* begin Entries provided *

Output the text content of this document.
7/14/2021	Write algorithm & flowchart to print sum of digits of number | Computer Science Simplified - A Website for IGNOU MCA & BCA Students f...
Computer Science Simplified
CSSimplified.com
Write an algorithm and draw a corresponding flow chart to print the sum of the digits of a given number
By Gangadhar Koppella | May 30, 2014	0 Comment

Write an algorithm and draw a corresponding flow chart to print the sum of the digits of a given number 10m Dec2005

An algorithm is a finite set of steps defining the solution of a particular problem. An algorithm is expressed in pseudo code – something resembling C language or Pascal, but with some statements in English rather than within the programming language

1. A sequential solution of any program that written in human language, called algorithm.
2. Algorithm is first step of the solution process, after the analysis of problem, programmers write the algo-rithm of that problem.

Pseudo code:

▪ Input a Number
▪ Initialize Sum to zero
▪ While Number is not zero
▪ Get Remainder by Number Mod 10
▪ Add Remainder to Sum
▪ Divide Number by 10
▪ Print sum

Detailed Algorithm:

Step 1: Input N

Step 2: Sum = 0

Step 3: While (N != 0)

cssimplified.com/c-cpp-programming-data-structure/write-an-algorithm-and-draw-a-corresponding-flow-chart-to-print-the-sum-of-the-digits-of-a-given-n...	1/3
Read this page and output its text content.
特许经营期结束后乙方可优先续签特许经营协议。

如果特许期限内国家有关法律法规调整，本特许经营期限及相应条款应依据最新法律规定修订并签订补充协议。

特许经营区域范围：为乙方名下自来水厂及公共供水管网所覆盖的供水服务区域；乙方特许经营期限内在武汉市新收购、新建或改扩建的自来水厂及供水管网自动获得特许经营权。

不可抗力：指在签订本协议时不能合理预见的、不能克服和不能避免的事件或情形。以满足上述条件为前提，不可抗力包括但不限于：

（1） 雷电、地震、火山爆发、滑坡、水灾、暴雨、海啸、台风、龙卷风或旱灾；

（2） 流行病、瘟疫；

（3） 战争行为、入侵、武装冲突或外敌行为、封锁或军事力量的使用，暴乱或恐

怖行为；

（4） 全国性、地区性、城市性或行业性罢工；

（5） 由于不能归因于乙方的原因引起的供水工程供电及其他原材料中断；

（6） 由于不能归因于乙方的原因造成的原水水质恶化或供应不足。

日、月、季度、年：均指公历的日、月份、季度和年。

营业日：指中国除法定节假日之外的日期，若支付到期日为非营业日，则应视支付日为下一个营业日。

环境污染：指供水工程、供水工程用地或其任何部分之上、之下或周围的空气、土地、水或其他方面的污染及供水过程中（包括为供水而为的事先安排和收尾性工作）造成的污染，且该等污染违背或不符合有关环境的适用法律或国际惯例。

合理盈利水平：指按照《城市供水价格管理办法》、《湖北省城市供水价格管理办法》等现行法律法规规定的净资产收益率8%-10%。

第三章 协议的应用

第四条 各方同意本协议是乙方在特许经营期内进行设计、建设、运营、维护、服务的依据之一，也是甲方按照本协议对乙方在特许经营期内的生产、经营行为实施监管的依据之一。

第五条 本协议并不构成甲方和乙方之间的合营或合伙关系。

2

* end Entries provided *

== Exercise details ==
Out of the preceding entries, pull every line containing the string "Science".

== Complete answer ==
7/14/2021	Write algorithm & flowchart to print sum of digits of number | Computer Science Simplified - A Website for IGNOU MCA & BCA Students f...
Computer Science Simplified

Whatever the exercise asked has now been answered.